__WHAT THE TASK ASKS__.
Each entry that follows must be output without any deviation.

Start DATASET RECORDS

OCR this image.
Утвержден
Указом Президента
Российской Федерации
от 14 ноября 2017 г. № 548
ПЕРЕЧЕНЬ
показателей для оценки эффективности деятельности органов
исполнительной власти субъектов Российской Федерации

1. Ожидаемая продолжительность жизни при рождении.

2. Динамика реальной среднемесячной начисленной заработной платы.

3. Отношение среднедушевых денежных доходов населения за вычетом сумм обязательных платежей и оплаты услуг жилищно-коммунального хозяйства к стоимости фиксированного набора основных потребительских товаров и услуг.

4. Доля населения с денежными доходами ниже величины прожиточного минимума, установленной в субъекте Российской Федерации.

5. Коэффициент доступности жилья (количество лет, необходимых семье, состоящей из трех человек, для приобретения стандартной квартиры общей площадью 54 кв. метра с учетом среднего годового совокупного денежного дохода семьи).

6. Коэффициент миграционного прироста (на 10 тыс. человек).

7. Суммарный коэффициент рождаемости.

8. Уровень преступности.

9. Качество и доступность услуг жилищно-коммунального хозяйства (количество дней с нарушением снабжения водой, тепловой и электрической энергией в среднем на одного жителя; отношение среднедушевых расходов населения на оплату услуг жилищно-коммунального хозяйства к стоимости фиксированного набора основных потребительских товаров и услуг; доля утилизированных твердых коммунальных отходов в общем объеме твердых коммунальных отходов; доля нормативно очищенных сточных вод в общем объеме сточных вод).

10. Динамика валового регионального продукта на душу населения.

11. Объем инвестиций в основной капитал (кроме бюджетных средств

End DATASET RECORDS

__THE RESPONSE__.
OCR this image.
Утвержден
Указом Президента
Российской Федерации
от 14 ноября 2017 г. № 548
ПЕРЕЧЕНЬ
показателей для оценки эффективности деятельности органов
исполнительной власти субъектов Российской Федерации

1. Ожидаемая продолжительность жизни при рождении.

2. Динамика реальной среднемесячной начисленной заработной платы.

3. Отношение среднедушевых денежных доходов населения за вычетом сумм обязательных платежей и оплаты услуг жилищно-коммунального хозяйства к стоимости фиксированного набора основных потребительских товаров и услуг.

4. Доля населения с денежными доходами ниже величины прожиточного минимума, установленной в субъекте Российской Федерации.

5. Коэффициент доступности жилья (количество лет, необходимых семье, состоящей из трех человек, для приобретения стандартной квартиры общей площадью 54 кв. метра с учетом среднего годового совокупного денежного дохода семьи).

6. Коэффициент миграционного прироста (на 10 тыс. человек).

7. Суммарный коэффициент рождаемости.

8. Уровень преступности.

9. Качество и доступность услуг жилищно-коммунального хозяйства (количество дней с нарушением снабжения водой, тепловой и электрической энергией в среднем на одного жителя; отношение среднедушевых расходов населения на оплату услуг жилищно-коммунального хозяйства к стоимости фиксированного набора основных потребительских товаров и услуг; доля утилизированных твердых коммунальных отходов в общем объеме твердых коммунальных отходов; доля нормативно очищенных сточных вод в общем объеме сточных вод).

10. Динамика валового регионального продукта на душу населения.

11. Объем инвестиций в основной капитал (кроме бюджетных средств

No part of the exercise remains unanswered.